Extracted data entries
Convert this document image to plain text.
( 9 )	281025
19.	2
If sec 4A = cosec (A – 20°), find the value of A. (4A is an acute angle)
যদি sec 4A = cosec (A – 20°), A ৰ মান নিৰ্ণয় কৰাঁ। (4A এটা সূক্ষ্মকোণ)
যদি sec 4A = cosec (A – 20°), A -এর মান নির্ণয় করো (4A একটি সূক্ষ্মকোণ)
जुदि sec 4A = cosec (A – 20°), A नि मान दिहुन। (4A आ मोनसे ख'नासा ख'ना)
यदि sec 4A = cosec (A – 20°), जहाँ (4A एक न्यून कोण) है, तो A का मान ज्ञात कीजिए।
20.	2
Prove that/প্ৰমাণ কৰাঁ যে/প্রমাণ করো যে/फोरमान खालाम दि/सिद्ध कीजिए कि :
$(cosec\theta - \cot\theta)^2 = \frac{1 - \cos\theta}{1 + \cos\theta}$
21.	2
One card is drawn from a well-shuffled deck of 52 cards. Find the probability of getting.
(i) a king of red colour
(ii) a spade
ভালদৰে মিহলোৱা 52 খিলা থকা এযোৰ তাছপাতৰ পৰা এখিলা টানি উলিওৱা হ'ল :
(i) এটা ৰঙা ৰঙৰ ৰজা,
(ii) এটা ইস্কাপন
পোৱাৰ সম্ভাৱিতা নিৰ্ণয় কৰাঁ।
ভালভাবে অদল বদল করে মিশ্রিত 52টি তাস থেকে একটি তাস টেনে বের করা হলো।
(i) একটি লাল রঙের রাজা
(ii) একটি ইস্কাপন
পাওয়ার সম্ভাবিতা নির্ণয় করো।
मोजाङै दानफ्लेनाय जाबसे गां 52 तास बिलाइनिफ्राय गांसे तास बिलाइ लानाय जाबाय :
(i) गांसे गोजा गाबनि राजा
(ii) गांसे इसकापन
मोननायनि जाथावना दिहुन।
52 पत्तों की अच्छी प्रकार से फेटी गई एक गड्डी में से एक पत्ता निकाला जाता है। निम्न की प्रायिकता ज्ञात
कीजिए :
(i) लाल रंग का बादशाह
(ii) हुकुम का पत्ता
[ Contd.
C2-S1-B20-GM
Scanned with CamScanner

## Problem to solve
Repeat each of the entries above precisely as given.

## Full solution
Convert this document image to plain text.
( 9 )	281025
19.	2
If sec 4A = cosec (A – 20°), find the value of A. (4A is an acute angle)
যদি sec 4A = cosec (A – 20°), A ৰ মান নিৰ্ণয় কৰাঁ। (4A এটা সূক্ষ্মকোণ)
যদি sec 4A = cosec (A – 20°), A -এর মান নির্ণয় করো (4A একটি সূক্ষ্মকোণ)
जुदि sec 4A = cosec (A – 20°), A नि मान दिहुन। (4A आ मोनसे ख'नासा ख'ना)
यदि sec 4A = cosec (A – 20°), जहाँ (4A एक न्यून कोण) है, तो A का मान ज्ञात कीजिए।
20.	2
Prove that/প্ৰমাণ কৰাঁ যে/প্রমাণ করো যে/फोरमान खालाम दि/सिद्ध कीजिए कि :
$(cosec\theta - \cot\theta)^2 = \frac{1 - \cos\theta}{1 + \cos\theta}$
21.	2
One card is drawn from a well-shuffled deck of 52 cards. Find the probability of getting.
(i) a king of red colour
(ii) a spade
ভালদৰে মিহলোৱা 52 খিলা থকা এযোৰ তাছপাতৰ পৰা এখিলা টানি উলিওৱা হ'ল :
(i) এটা ৰঙা ৰঙৰ ৰজা,
(ii) এটা ইস্কাপন
পোৱাৰ সম্ভাৱিতা নিৰ্ণয় কৰাঁ।
ভালভাবে অদল বদল করে মিশ্রিত 52টি তাস থেকে একটি তাস টেনে বের করা হলো।
(i) একটি লাল রঙের রাজা
(ii) একটি ইস্কাপন
পাওয়ার সম্ভাবিতা নির্ণয় করো।
मोजाङै दानफ्लेनाय जाबसे गां 52 तास बिलाइनिफ्राय गांसे तास बिलाइ लानाय जाबाय :
(i) गांसे गोजा गाबनि राजा
(ii) गांसे इसकापन
मोननायनि जाथावना दिहुन।
52 पत्तों की अच्छी प्रकार से फेटी गई एक गड्डी में से एक पत्ता निकाला जाता है। निम्न की प्रायिकता ज्ञात
कीजिए :
(i) लाल रंग का बादशाह
(ii) हुकुम का पत्ता
[ Contd.
C2-S1-B20-GM
Scanned with CamScanner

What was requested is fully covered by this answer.